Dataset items
━━━

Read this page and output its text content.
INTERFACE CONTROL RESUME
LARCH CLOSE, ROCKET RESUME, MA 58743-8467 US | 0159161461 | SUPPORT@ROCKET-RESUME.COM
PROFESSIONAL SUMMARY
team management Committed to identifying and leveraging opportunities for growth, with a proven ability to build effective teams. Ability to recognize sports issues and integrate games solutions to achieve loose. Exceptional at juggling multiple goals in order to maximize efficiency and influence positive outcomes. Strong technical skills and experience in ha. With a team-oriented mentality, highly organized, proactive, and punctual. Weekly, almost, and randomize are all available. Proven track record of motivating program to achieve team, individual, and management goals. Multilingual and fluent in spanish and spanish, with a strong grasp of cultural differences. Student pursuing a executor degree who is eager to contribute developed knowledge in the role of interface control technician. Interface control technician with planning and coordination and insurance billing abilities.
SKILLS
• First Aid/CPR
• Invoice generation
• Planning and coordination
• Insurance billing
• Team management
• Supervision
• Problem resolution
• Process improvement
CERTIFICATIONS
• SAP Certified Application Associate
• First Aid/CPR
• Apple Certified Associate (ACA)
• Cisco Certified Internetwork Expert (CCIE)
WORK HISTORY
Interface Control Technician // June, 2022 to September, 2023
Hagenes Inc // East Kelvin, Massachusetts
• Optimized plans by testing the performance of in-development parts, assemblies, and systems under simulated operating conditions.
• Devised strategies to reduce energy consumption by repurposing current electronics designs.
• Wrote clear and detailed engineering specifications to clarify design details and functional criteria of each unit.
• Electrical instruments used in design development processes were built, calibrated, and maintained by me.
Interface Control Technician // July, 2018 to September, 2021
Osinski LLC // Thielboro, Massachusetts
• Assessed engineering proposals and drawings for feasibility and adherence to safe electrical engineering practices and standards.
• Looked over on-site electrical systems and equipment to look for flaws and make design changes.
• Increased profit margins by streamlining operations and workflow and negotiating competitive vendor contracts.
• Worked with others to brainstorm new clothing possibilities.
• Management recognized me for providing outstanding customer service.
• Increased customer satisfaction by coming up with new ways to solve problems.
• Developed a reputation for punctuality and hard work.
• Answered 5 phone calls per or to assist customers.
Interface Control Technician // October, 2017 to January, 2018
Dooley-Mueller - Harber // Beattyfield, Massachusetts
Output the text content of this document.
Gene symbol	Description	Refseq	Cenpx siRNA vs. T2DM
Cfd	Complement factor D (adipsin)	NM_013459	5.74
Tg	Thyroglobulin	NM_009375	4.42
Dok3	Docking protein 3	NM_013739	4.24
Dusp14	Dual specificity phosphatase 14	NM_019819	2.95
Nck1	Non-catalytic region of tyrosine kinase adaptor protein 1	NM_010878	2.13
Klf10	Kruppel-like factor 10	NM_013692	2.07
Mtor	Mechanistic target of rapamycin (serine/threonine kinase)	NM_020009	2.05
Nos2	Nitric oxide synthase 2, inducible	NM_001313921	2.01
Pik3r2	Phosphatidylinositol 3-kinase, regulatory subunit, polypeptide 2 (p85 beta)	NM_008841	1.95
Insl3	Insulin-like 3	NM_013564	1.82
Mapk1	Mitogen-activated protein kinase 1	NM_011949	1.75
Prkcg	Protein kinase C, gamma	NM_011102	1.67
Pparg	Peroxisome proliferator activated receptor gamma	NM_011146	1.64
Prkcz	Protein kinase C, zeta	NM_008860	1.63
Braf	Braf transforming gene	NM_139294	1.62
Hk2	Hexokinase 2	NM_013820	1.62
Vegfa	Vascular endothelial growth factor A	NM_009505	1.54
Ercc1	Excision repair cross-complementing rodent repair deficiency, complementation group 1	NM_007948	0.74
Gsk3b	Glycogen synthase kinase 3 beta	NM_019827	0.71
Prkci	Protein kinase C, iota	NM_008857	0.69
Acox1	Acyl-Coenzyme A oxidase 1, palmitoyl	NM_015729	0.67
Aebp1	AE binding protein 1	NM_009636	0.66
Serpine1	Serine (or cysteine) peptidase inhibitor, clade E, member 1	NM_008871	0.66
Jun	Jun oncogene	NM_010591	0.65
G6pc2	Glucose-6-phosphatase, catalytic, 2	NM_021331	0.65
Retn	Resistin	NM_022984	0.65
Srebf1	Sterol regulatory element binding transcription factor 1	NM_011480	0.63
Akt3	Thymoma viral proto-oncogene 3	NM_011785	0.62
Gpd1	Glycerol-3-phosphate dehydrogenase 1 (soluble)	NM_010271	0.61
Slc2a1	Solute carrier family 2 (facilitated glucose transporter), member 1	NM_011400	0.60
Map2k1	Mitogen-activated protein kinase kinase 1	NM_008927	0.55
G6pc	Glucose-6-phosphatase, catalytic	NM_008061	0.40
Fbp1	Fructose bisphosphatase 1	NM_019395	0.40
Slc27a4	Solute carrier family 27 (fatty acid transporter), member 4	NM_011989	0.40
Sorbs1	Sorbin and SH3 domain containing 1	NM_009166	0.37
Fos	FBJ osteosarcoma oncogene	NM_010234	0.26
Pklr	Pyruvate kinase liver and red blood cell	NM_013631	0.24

━━━

Your assignment
Please quote the records above exactly, without skipping a line.

Reply to the exercise
Read this page and output its text content.
INTERFACE CONTROL RESUME
LARCH CLOSE, ROCKET RESUME, MA 58743-8467 US | 0159161461 | SUPPORT@ROCKET-RESUME.COM
PROFESSIONAL SUMMARY
team management Committed to identifying and leveraging opportunities for growth, with a proven ability to build effective teams. Ability to recognize sports issues and integrate games solutions to achieve loose. Exceptional at juggling multiple goals in order to maximize efficiency and influence positive outcomes. Strong technical skills and experience in ha. With a team-oriented mentality, highly organized, proactive, and punctual. Weekly, almost, and randomize are all available. Proven track record of motivating program to achieve team, individual, and management goals. Multilingual and fluent in spanish and spanish, with a strong grasp of cultural differences. Student pursuing a executor degree who is eager to contribute developed knowledge in the role of interface control technician. Interface control technician with planning and coordination and insurance billing abilities.
SKILLS
• First Aid/CPR
• Invoice generation
• Planning and coordination
• Insurance billing
• Team management
• Supervision
• Problem resolution
• Process improvement
CERTIFICATIONS
• SAP Certified Application Associate
• First Aid/CPR
• Apple Certified Associate (ACA)
• Cisco Certified Internetwork Expert (CCIE)
WORK HISTORY
Interface Control Technician // June, 2022 to September, 2023
Hagenes Inc // East Kelvin, Massachusetts
• Optimized plans by testing the performance of in-development parts, assemblies, and systems under simulated operating conditions.
• Devised strategies to reduce energy consumption by repurposing current electronics designs.
• Wrote clear and detailed engineering specifications to clarify design details and functional criteria of each unit.
• Electrical instruments used in design development processes were built, calibrated, and maintained by me.
Interface Control Technician // July, 2018 to September, 2021
Osinski LLC // Thielboro, Massachusetts
• Assessed engineering proposals and drawings for feasibility and adherence to safe electrical engineering practices and standards.
• Looked over on-site electrical systems and equipment to look for flaws and make design changes.
• Increased profit margins by streamlining operations and workflow and negotiating competitive vendor contracts.
• Worked with others to brainstorm new clothing possibilities.
• Management recognized me for providing outstanding customer service.
• Increased customer satisfaction by coming up with new ways to solve problems.
• Developed a reputation for punctuality and hard work.
• Answered 5 phone calls per or to assist customers.
Interface Control Technician // October, 2017 to January, 2018
Dooley-Mueller - Harber // Beattyfield, Massachusetts
Output the text content of this document.
Gene symbol	Description	Refseq	Cenpx siRNA vs. T2DM
Cfd	Complement factor D (adipsin)	NM_013459	5.74
Tg	Thyroglobulin	NM_009375	4.42
Dok3	Docking protein 3	NM_013739	4.24
Dusp14	Dual specificity phosphatase 14	NM_019819	2.95
Nck1	Non-catalytic region of tyrosine kinase adaptor protein 1	NM_010878	2.13
Klf10	Kruppel-like factor 10	NM_013692	2.07
Mtor	Mechanistic target of rapamycin (serine/threonine kinase)	NM_020009	2.05
Nos2	Nitric oxide synthase 2, inducible	NM_001313921	2.01
Pik3r2	Phosphatidylinositol 3-kinase, regulatory subunit, polypeptide 2 (p85 beta)	NM_008841	1.95
Insl3	Insulin-like 3	NM_013564	1.82
Mapk1	Mitogen-activated protein kinase 1	NM_011949	1.75
Prkcg	Protein kinase C, gamma	NM_011102	1.67
Pparg	Peroxisome proliferator activated receptor gamma	NM_011146	1.64
Prkcz	Protein kinase C, zeta	NM_008860	1.63
Braf	Braf transforming gene	NM_139294	1.62
Hk2	Hexokinase 2	NM_013820	1.62
Vegfa	Vascular endothelial growth factor A	NM_009505	1.54
Ercc1	Excision repair cross-complementing rodent repair deficiency, complementation group 1	NM_007948	0.74
Gsk3b	Glycogen synthase kinase 3 beta	NM_019827	0.71
Prkci	Protein kinase C, iota	NM_008857	0.69
Acox1	Acyl-Coenzyme A oxidase 1, palmitoyl	NM_015729	0.67
Aebp1	AE binding protein 1	NM_009636	0.66
Serpine1	Serine (or cysteine) peptidase inhibitor, clade E, member 1	NM_008871	0.66
Jun	Jun oncogene	NM_010591	0.65
G6pc2	Glucose-6-phosphatase, catalytic, 2	NM_021331	0.65
Retn	Resistin	NM_022984	0.65
Srebf1	Sterol regulatory element binding transcription factor 1	NM_011480	0.63
Akt3	Thymoma viral proto-oncogene 3	NM_011785	0.62
Gpd1	Glycerol-3-phosphate dehydrogenase 1 (soluble)	NM_010271	0.61
Slc2a1	Solute carrier family 2 (facilitated glucose transporter), member 1	NM_011400	0.60
Map2k1	Mitogen-activated protein kinase kinase 1	NM_008927	0.55
G6pc	Glucose-6-phosphatase, catalytic	NM_008061	0.40
Fbp1	Fructose bisphosphatase 1	NM_019395	0.40
Slc27a4	Solute carrier family 27 (fatty acid transporter), member 4	NM_011989	0.40
Sorbs1	Sorbin and SH3 domain containing 1	NM_009166	0.37
Fos	FBJ osteosarcoma oncogene	NM_010234	0.26
Pklr	Pyruvate kinase liver and red blood cell	NM_013631	0.24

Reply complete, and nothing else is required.